▼

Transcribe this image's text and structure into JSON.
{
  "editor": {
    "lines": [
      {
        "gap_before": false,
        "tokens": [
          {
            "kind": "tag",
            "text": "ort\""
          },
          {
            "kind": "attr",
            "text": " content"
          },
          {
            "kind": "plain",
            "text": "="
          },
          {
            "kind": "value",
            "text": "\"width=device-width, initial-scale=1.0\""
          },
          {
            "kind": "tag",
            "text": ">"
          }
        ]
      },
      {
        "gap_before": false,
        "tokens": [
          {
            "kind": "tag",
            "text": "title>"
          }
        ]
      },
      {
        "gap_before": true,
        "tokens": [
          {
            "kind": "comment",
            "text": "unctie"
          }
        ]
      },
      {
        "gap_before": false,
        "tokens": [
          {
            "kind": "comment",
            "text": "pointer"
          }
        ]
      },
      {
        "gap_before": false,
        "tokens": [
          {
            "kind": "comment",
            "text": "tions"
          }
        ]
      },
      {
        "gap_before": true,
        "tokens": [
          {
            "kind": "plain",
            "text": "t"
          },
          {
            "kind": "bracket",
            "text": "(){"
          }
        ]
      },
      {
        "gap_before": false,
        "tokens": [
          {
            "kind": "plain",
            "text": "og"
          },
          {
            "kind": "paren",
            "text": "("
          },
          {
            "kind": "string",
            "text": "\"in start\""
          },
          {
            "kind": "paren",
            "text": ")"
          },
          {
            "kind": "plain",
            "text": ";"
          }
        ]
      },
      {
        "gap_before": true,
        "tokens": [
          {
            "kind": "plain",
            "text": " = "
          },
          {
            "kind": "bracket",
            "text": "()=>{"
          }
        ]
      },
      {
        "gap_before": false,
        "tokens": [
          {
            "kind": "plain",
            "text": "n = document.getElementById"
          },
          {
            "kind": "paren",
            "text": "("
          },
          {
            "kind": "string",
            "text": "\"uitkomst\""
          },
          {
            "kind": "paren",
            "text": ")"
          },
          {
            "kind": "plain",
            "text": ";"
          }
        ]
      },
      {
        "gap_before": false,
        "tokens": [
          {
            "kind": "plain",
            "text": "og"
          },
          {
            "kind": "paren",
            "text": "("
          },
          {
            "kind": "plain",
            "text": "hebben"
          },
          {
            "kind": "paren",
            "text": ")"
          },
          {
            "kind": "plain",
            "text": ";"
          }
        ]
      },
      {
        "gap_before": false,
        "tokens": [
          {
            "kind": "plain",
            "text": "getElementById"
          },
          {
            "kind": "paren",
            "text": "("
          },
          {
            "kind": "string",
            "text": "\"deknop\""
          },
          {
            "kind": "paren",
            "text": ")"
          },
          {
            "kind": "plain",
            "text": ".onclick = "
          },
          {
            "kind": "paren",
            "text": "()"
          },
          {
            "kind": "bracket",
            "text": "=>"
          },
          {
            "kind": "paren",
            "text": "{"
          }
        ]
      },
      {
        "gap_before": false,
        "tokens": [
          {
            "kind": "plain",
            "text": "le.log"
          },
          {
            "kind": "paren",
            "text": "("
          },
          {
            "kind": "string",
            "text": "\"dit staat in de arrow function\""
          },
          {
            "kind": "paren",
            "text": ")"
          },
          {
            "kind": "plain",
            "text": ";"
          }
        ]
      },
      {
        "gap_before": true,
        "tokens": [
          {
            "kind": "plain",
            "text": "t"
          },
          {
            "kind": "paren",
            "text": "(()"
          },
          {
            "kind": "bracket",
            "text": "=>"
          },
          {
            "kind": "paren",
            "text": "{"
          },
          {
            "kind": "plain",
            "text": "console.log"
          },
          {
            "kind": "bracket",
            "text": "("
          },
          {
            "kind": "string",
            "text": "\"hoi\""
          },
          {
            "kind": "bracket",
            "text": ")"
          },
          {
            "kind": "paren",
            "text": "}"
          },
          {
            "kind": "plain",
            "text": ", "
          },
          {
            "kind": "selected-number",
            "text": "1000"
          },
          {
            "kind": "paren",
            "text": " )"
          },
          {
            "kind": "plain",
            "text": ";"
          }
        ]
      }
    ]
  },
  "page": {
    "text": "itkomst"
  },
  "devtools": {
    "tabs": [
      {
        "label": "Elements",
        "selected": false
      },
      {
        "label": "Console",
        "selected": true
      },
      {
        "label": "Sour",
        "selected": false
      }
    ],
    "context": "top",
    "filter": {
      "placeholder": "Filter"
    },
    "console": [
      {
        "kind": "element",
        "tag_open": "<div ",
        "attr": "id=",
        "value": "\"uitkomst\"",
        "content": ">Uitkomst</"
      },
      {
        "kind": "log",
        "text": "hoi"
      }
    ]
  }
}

▲

* PROBLEM REQUIREMENTS *
Copy out each record from above, exactly.

* ANSWER FOR THIS EXERCISE *
Transcribe this image's text and structure into JSON.
{
  "editor": {
    "lines": [
      {
        "gap_before": false,
        "tokens": [
          {
            "kind": "tag",
            "text": "ort\""
          },
          {
            "kind": "attr",
            "text": " content"
          },
          {
            "kind": "plain",
            "text": "="
          },
          {
            "kind": "value",
            "text": "\"width=device-width, initial-scale=1.0\""
          },
          {
            "kind": "tag",
            "text": ">"
          }
        ]
      },
      {
        "gap_before": false,
        "tokens": [
          {
            "kind": "tag",
            "text": "title>"
          }
        ]
      },
      {
        "gap_before": true,
        "tokens": [
          {
            "kind": "comment",
            "text": "unctie"
          }
        ]
      },
      {
        "gap_before": false,
        "tokens": [
          {
            "kind": "comment",
            "text": "pointer"
          }
        ]
      },
      {
        "gap_before": false,
        "tokens": [
          {
            "kind": "comment",
            "text": "tions"
          }
        ]
      },
      {
        "gap_before": true,
        "tokens": [
          {
            "kind": "plain",
            "text": "t"
          },
          {
            "kind": "bracket",
            "text": "(){"
          }
        ]
      },
      {
        "gap_before": false,
        "tokens": [
          {
            "kind": "plain",
            "text": "og"
          },
          {
            "kind": "paren",
            "text": "("
          },
          {
            "kind": "string",
            "text": "\"in start\""
          },
          {
            "kind": "paren",
            "text": ")"
          },
          {
            "kind": "plain",
            "text": ";"
          }
        ]
      },
      {
        "gap_before": true,
        "tokens": [
          {
            "kind": "plain",
            "text": " = "
          },
          {
            "kind": "bracket",
            "text": "()=>{"
          }
        ]
      },
      {
        "gap_before": false,
        "tokens": [
          {
            "kind": "plain",
            "text": "n = document.getElementById"
          },
          {
            "kind": "paren",
            "text": "("
          },
          {
            "kind": "string",
            "text": "\"uitkomst\""
          },
          {
            "kind": "paren",
            "text": ")"
          },
          {
            "kind": "plain",
            "text": ";"
          }
        ]
      },
      {
        "gap_before": false,
        "tokens": [
          {
            "kind": "plain",
            "text": "og"
          },
          {
            "kind": "paren",
            "text": "("
          },
          {
            "kind": "plain",
            "text": "hebben"
          },
          {
            "kind": "paren",
            "text": ")"
          },
          {
            "kind": "plain",
            "text": ";"
          }
        ]
      },
      {
        "gap_before": false,
        "tokens": [
          {
            "kind": "plain",
            "text": "getElementById"
          },
          {
            "kind": "paren",
            "text": "("
          },
          {
            "kind": "string",
            "text": "\"deknop\""
          },
          {
            "kind": "paren",
            "text": ")"
          },
          {
            "kind": "plain",
            "text": ".onclick = "
          },
          {
            "kind": "paren",
            "text": "()"
          },
          {
            "kind": "bracket",
            "text": "=>"
          },
          {
            "kind": "paren",
            "text": "{"
          }
        ]
      },
      {
        "gap_before": false,
        "tokens": [
          {
            "kind": "plain",
            "text": "le.log"
          },
          {
            "kind": "paren",
            "text": "("
          },
          {
            "kind": "string",
            "text": "\"dit staat in de arrow function\""
          },
          {
            "kind": "paren",
            "text": ")"
          },
          {
            "kind": "plain",
            "text": ";"
          }
        ]
      },
      {
        "gap_before": true,
        "tokens": [
          {
            "kind": "plain",
            "text": "t"
          },
          {
            "kind": "paren",
            "text": "(()"
          },
          {
            "kind": "bracket",
            "text": "=>"
          },
          {
            "kind": "paren",
            "text": "{"
          },
          {
            "kind": "plain",
            "text": "console.log"
          },
          {
            "kind": "bracket",
            "text": "("
          },
          {
            "kind": "string",
            "text": "\"hoi\""
          },
          {
            "kind": "bracket",
            "text": ")"
          },
          {
            "kind": "paren",
            "text": "}"
          },
          {
            "kind": "plain",
            "text": ", "
          },
          {
            "kind": "selected-number",
            "text": "1000"
          },
          {
            "kind": "paren",
            "text": " )"
          },
          {
            "kind": "plain",
            "text": ";"
          }
        ]
      }
    ]
  },
  "page": {
    "text": "itkomst"
  },
  "devtools": {
    "tabs": [
      {
        "label": "Elements",
        "selected": false
      },
      {
        "label": "Console",
        "selected": true
      },
      {
        "label": "Sour",
        "selected": false
      }
    ],
    "context": "top",
    "filter": {
      "placeholder": "Filter"
    },
    "console": [
      {
        "kind": "element",
        "tag_open": "<div ",
        "attr": "id=",
        "value": "\"uitkomst\"",
        "content": ">Uitkomst</"
      },
      {
        "kind": "log",
        "text": "hoi"
      }
    ]
  }
}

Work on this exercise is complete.